MATERIALS PROVIDED:
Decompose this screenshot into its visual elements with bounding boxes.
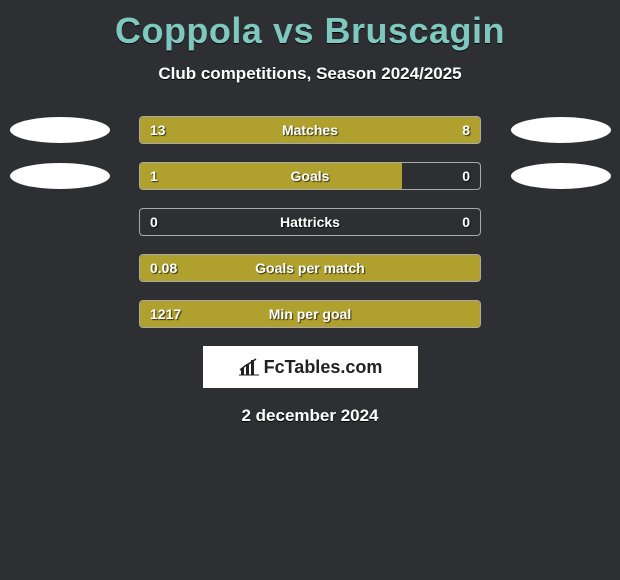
player-ellipse-left — [10, 163, 110, 189]
stat-row: 1217 Min per goal — [0, 300, 620, 328]
player-ellipse-right — [511, 117, 611, 143]
right-side — [501, 117, 620, 143]
stat-label: Matches — [140, 117, 480, 143]
right-side — [501, 255, 620, 281]
logo-text: FcTables.com — [264, 357, 383, 378]
right-side — [501, 301, 620, 327]
stat-label: Goals — [140, 163, 480, 189]
left-side — [0, 209, 119, 235]
bar-area: 0 Hattricks 0 — [139, 208, 481, 236]
left-side — [0, 117, 119, 143]
left-side — [0, 163, 119, 189]
bar-chart-icon — [238, 358, 260, 376]
page-subtitle: Club competitions, Season 2024/2025 — [0, 64, 620, 84]
logo: FcTables.com — [238, 357, 383, 378]
player-ellipse-left — [10, 117, 110, 143]
logo-box: FcTables.com — [203, 346, 418, 388]
left-side — [0, 255, 119, 281]
right-side — [501, 163, 620, 189]
bar-area: 1217 Min per goal — [139, 300, 481, 328]
date-text: 2 december 2024 — [0, 406, 620, 426]
stat-row: 0 Hattricks 0 — [0, 208, 620, 236]
right-value: 0 — [462, 209, 470, 235]
right-side — [501, 209, 620, 235]
stat-row: 13 Matches 8 — [0, 116, 620, 144]
right-value: 0 — [462, 163, 470, 189]
stat-row: 1 Goals 0 — [0, 162, 620, 190]
comparison-infographic: Coppola vs Bruscagin Club competitions, … — [0, 0, 620, 580]
bar-area: 1 Goals 0 — [139, 162, 481, 190]
stat-label: Min per goal — [140, 301, 480, 327]
bar-area: 0.08 Goals per match — [139, 254, 481, 282]
bar-area: 13 Matches 8 — [139, 116, 481, 144]
left-side — [0, 301, 119, 327]
stats-container: 13 Matches 8 1 Goals 0 — [0, 116, 620, 328]
player-ellipse-right — [511, 163, 611, 189]
stat-label: Hattricks — [140, 209, 480, 235]
stat-label: Goals per match — [140, 255, 480, 281]
stat-row: 0.08 Goals per match — [0, 254, 620, 282]
right-value: 8 — [462, 117, 470, 143]
page-title: Coppola vs Bruscagin — [0, 0, 620, 52]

REQUIRED WORK: Find each line in the records above that contains the string "text" and copy it out in full.

THE OUTPUT:
logo-text: FcTables.com — [264, 357, 383, 378]
date-text: 2 december 2024 — [0, 406, 620, 426]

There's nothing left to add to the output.